● **Task directions**: What follows is a set of entries. Repeat them exactly, but not their pictures.

● **Stored data**:
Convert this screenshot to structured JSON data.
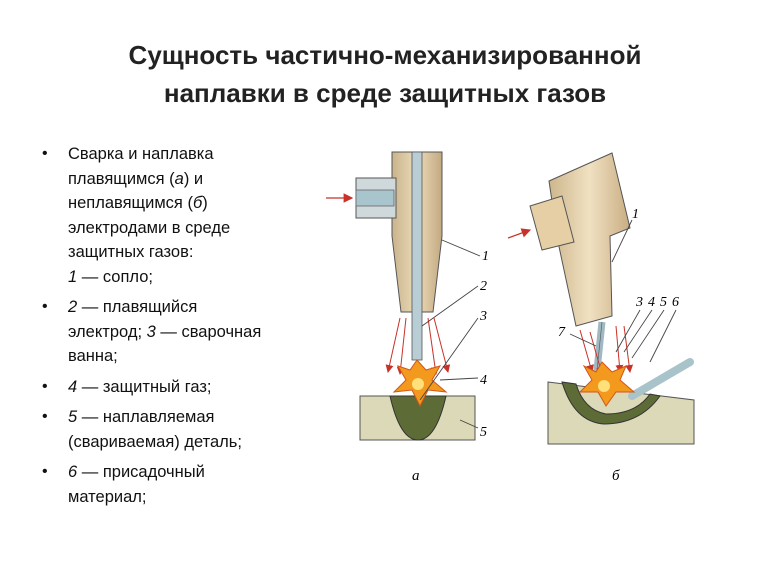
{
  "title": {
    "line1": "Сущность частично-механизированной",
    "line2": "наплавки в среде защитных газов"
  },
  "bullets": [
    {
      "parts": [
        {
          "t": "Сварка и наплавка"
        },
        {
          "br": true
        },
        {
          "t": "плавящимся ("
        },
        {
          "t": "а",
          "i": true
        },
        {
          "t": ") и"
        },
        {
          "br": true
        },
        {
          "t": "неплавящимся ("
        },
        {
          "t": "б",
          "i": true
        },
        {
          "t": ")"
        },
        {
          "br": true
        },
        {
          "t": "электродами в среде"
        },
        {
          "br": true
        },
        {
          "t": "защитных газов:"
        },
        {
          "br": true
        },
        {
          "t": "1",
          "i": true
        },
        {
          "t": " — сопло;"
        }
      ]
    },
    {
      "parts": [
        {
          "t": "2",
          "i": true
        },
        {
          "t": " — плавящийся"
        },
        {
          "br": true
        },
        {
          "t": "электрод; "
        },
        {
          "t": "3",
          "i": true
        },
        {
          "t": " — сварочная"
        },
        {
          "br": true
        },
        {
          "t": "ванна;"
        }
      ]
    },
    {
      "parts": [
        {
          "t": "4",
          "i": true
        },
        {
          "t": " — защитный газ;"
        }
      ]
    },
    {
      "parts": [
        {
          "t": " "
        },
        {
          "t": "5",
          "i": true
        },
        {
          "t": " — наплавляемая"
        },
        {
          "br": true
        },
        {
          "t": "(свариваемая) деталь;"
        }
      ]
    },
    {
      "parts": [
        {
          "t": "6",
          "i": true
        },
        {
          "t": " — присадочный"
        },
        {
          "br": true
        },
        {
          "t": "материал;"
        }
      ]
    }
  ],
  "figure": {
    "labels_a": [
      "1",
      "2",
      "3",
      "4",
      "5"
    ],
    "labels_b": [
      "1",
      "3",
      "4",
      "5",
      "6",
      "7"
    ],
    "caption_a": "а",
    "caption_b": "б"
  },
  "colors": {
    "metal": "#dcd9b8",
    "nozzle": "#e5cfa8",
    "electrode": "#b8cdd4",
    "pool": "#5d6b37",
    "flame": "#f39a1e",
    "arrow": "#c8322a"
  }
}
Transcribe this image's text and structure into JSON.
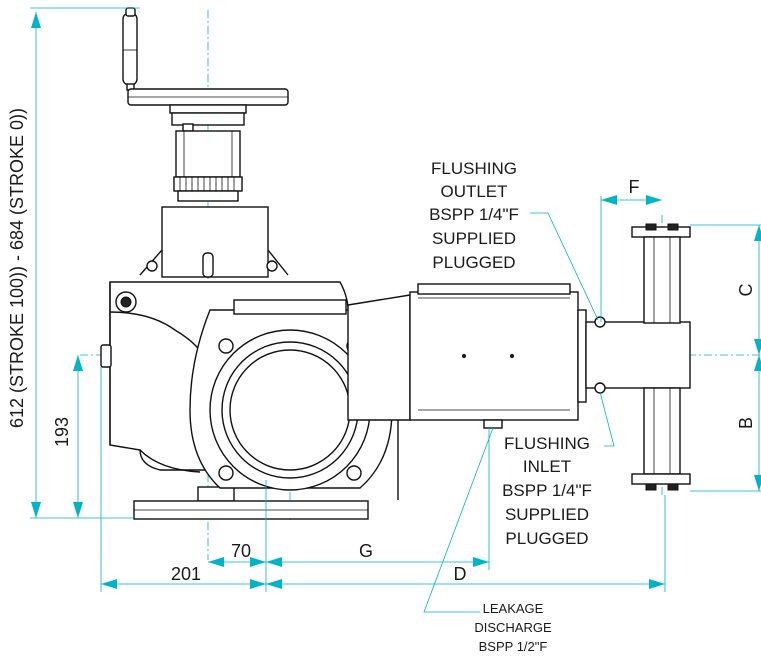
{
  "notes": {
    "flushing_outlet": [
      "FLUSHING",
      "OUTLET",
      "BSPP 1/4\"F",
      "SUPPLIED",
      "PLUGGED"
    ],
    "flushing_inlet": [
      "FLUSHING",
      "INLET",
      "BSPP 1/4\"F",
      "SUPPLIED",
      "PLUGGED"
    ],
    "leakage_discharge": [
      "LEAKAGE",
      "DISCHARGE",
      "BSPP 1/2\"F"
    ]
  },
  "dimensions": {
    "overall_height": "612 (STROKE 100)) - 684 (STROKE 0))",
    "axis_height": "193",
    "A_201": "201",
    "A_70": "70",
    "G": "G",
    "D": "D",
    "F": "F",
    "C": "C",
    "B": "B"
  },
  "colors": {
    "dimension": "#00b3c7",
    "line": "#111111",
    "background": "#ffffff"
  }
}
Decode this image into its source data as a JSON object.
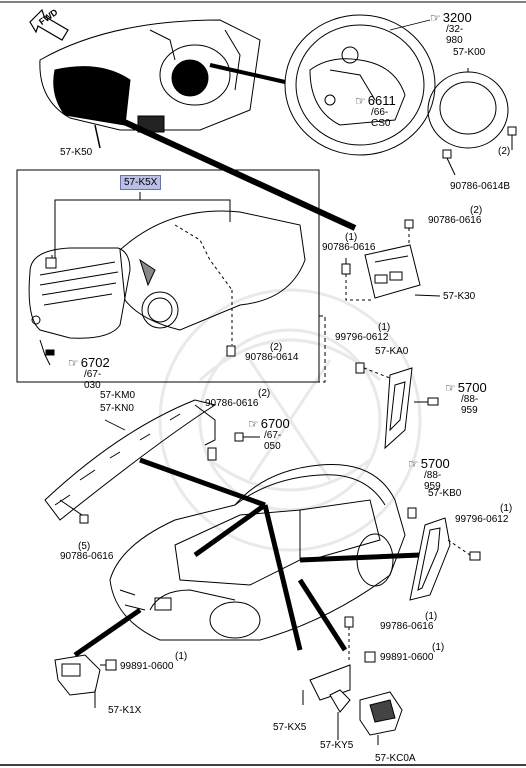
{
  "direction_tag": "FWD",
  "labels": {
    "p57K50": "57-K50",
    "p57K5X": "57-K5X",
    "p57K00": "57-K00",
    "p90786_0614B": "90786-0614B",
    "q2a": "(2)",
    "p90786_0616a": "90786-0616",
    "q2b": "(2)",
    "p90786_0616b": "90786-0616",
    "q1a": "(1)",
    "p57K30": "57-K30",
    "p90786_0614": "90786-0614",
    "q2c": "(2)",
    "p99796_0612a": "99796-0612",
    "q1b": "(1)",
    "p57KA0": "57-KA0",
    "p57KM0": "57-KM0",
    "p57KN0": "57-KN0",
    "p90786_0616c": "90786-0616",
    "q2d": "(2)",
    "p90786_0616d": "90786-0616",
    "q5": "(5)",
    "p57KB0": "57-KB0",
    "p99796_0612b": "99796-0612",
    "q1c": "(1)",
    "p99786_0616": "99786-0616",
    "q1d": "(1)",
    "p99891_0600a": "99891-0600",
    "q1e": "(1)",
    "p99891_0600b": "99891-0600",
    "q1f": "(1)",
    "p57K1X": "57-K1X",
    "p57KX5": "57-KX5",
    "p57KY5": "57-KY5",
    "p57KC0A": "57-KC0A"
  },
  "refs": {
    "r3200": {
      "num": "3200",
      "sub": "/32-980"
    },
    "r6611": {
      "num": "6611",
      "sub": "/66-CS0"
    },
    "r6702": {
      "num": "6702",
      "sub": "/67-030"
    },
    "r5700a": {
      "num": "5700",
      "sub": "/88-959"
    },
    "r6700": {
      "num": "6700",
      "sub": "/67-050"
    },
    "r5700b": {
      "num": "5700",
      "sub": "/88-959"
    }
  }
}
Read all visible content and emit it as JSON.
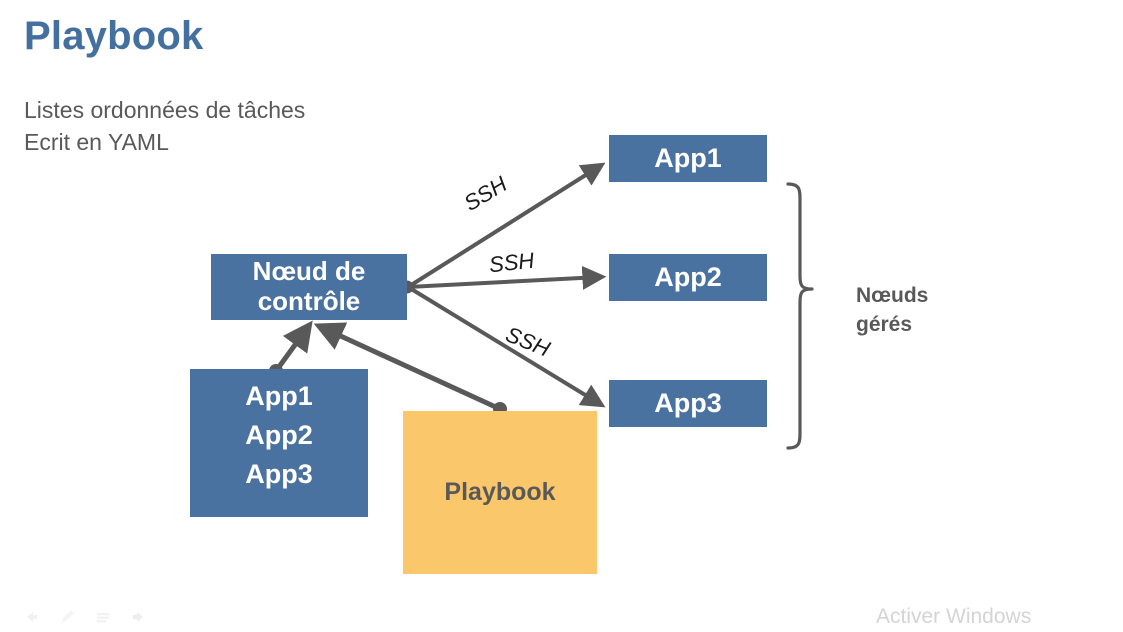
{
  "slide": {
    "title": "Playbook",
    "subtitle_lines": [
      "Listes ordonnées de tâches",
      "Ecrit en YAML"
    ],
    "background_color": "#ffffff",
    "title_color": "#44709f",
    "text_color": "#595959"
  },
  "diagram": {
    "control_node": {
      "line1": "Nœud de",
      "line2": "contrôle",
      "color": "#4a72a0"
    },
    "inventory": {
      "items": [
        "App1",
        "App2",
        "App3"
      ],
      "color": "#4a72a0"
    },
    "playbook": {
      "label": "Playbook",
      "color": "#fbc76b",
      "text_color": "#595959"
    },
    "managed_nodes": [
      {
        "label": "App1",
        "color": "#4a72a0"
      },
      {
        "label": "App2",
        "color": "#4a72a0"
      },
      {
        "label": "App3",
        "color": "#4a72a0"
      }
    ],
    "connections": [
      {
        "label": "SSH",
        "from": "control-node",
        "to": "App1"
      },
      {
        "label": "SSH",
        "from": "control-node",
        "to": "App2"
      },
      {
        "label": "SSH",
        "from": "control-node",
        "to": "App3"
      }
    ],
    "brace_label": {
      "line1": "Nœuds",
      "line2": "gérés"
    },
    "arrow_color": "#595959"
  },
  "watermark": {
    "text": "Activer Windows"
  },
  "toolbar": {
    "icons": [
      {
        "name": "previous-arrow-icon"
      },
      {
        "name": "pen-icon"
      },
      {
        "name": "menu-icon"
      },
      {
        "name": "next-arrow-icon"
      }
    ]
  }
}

● **Response to the task**:
Convert this screenshot to structured JSON data.
{
  "title": {
    "line1": "Сущность частично-механизированной",
    "line2": "наплавки в среде защитных газов"
  },
  "bullets": [
    {
      "parts": [
        {
          "t": "Сварка и наплавка"
        },
        {
          "br": true
        },
        {
          "t": "плавящимся ("
        },
        {
          "t": "а",
          "i": true
        },
        {
          "t": ") и"
        },
        {
          "br": true
        },
        {
          "t": "неплавящимся ("
        },
        {
          "t": "б",
          "i": true
        },
        {
          "t": ")"
        },
        {
          "br": true
        },
        {
          "t": "электродами в среде"
        },
        {
          "br": true
        },
        {
          "t": "защитных газов:"
        },
        {
          "br": true
        },
        {
          "t": "1",
          "i": true
        },
        {
          "t": " — сопло;"
        }
      ]
    },
    {
      "parts": [
        {
          "t": "2",
          "i": true
        },
        {
          "t": " — плавящийся"
        },
        {
          "br": true
        },
        {
          "t": "электрод; "
        },
        {
          "t": "3",
          "i": true
        },
        {
          "t": " — сварочная"
        },
        {
          "br": true
        },
        {
          "t": "ванна;"
        }
      ]
    },
    {
      "parts": [
        {
          "t": "4",
          "i": true
        },
        {
          "t": " — защитный газ;"
        }
      ]
    },
    {
      "parts": [
        {
          "t": " "
        },
        {
          "t": "5",
          "i": true
        },
        {
          "t": " — наплавляемая"
        },
        {
          "br": true
        },
        {
          "t": "(свариваемая) деталь;"
        }
      ]
    },
    {
      "parts": [
        {
          "t": "6",
          "i": true
        },
        {
          "t": " — присадочный"
        },
        {
          "br": true
        },
        {
          "t": "материал;"
        }
      ]
    }
  ],
  "figure": {
    "labels_a": [
      "1",
      "2",
      "3",
      "4",
      "5"
    ],
    "labels_b": [
      "1",
      "3",
      "4",
      "5",
      "6",
      "7"
    ],
    "caption_a": "а",
    "caption_b": "б"
  },
  "colors": {
    "metal": "#dcd9b8",
    "nozzle": "#e5cfa8",
    "electrode": "#b8cdd4",
    "pool": "#5d6b37",
    "flame": "#f39a1e",
    "arrow": "#c8322a"
  }
}
Transcribe this image's text and structure into JSON.
{
  "notes": {
    "flushing_outlet": [
      "FLUSHING",
      "OUTLET",
      "BSPP 1/4\"F",
      "SUPPLIED",
      "PLUGGED"
    ],
    "flushing_inlet": [
      "FLUSHING",
      "INLET",
      "BSPP 1/4\"F",
      "SUPPLIED",
      "PLUGGED"
    ],
    "leakage_discharge": [
      "LEAKAGE",
      "DISCHARGE",
      "BSPP 1/2\"F"
    ]
  },
  "dimensions": {
    "overall_height": "612 (STROKE 100)) - 684 (STROKE 0))",
    "axis_height": "193",
    "A_201": "201",
    "A_70": "70",
    "G": "G",
    "D": "D",
    "F": "F",
    "C": "C",
    "B": "B"
  },
  "colors": {
    "dimension": "#00b3c7",
    "line": "#111111",
    "background": "#ffffff"
  }
}
Decode this image into its source data as a JSON object.
{
  "direction_tag": "FWD",
  "labels": {
    "p57K50": "57-K50",
    "p57K5X": "57-K5X",
    "p57K00": "57-K00",
    "p90786_0614B": "90786-0614B",
    "q2a": "(2)",
    "p90786_0616a": "90786-0616",
    "q2b": "(2)",
    "p90786_0616b": "90786-0616",
    "q1a": "(1)",
    "p57K30": "57-K30",
    "p90786_0614": "90786-0614",
    "q2c": "(2)",
    "p99796_0612a": "99796-0612",
    "q1b": "(1)",
    "p57KA0": "57-KA0",
    "p57KM0": "57-KM0",
    "p57KN0": "57-KN0",
    "p90786_0616c": "90786-0616",
    "q2d": "(2)",
    "p90786_0616d": "90786-0616",
    "q5": "(5)",
    "p57KB0": "57-KB0",
    "p99796_0612b": "99796-0612",
    "q1c": "(1)",
    "p99786_0616": "99786-0616",
    "q1d": "(1)",
    "p99891_0600a": "99891-0600",
    "q1e": "(1)",
    "p99891_0600b": "99891-0600",
    "q1f": "(1)",
    "p57K1X": "57-K1X",
    "p57KX5": "57-KX5",
    "p57KY5": "57-KY5",
    "p57KC0A": "57-KC0A"
  },
  "refs": {
    "r3200": {
      "num": "3200",
      "sub": "/32-980"
    },
    "r6611": {
      "num": "6611",
      "sub": "/66-CS0"
    },
    "r6702": {
      "num": "6702",
      "sub": "/67-030"
    },
    "r5700a": {
      "num": "5700",
      "sub": "/88-959"
    },
    "r6700": {
      "num": "6700",
      "sub": "/67-050"
    },
    "r5700b": {
      "num": "5700",
      "sub": "/88-959"
    }
  }
}
Read all visible content and emit it as JSON.
{
  "slide": {
    "title": "Playbook",
    "subtitle_lines": [
      "Listes ordonnées de tâches",
      "Ecrit en YAML"
    ],
    "background_color": "#ffffff",
    "title_color": "#44709f",
    "text_color": "#595959"
  },
  "diagram": {
    "control_node": {
      "line1": "Nœud de",
      "line2": "contrôle",
      "color": "#4a72a0"
    },
    "inventory": {
      "items": [
        "App1",
        "App2",
        "App3"
      ],
      "color": "#4a72a0"
    },
    "playbook": {
      "label": "Playbook",
      "color": "#fbc76b",
      "text_color": "#595959"
    },
    "managed_nodes": [
      {
        "label": "App1",
        "color": "#4a72a0"
      },
      {
        "label": "App2",
        "color": "#4a72a0"
      },
      {
        "label": "App3",
        "color": "#4a72a0"
      }
    ],
    "connections": [
      {
        "label": "SSH",
        "from": "control-node",
        "to": "App1"
      },
      {
        "label": "SSH",
        "from": "control-node",
        "to": "App2"
      },
      {
        "label": "SSH",
        "from": "control-node",
        "to": "App3"
      }
    ],
    "brace_label": {
      "line1": "Nœuds",
      "line2": "gérés"
    },
    "arrow_color": "#595959"
  },
  "watermark": {
    "text": "Activer Windows"
  },
  "toolbar": {
    "icons": [
      {
        "name": "previous-arrow-icon"
      },
      {
        "name": "pen-icon"
      },
      {
        "name": "menu-icon"
      },
      {
        "name": "next-arrow-icon"
      }
    ]
  }
}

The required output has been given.